Convert the data, from its first line through the line containing "bookmark-icon[interactable] bbox=[1040, 984, 1084, 1050]", both included, into a JSON list of strings with one string per line, leaving out blank lines.

╭─ Recorded information

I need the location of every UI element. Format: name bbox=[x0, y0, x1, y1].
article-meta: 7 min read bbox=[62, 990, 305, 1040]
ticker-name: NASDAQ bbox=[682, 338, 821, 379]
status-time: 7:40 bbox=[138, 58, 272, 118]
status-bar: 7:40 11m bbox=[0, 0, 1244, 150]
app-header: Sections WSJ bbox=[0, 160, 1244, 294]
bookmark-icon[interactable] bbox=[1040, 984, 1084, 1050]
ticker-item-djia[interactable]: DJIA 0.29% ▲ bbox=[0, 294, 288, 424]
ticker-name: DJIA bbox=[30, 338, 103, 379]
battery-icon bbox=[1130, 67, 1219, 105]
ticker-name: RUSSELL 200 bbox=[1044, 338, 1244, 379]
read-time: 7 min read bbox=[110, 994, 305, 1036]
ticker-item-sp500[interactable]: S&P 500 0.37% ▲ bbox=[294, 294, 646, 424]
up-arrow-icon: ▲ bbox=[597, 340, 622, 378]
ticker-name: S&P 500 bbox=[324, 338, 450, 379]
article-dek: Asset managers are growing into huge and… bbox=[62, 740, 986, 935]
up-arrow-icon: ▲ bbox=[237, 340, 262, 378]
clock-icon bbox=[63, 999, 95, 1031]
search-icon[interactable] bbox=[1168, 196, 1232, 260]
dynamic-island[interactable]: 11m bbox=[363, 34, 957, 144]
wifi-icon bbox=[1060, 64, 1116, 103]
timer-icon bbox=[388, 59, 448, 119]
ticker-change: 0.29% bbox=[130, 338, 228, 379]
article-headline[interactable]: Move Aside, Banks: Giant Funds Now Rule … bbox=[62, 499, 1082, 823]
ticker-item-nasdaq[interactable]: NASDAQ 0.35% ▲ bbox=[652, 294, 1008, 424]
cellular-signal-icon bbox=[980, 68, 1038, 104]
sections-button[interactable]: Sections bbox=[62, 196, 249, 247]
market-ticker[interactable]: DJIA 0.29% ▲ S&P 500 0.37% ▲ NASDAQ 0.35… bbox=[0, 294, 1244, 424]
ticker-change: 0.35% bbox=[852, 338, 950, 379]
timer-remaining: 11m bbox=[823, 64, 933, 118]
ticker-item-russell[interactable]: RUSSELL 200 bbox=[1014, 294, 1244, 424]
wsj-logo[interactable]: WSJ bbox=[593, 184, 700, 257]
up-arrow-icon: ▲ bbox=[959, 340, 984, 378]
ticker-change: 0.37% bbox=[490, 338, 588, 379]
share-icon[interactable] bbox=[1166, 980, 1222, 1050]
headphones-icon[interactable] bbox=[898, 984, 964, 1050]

╰─

• _Completed exercise_
[
  "I need the location of every UI element. Format: name bbox=[x0, y0, x1, y1].",
  "article-meta: 7 min read bbox=[62, 990, 305, 1040]",
  "ticker-name: NASDAQ bbox=[682, 338, 821, 379]",
  "status-time: 7:40 bbox=[138, 58, 272, 118]",
  "status-bar: 7:40 11m bbox=[0, 0, 1244, 150]",
  "app-header: Sections WSJ bbox=[0, 160, 1244, 294]",
  "bookmark-icon[interactable] bbox=[1040, 984, 1084, 1050]"
]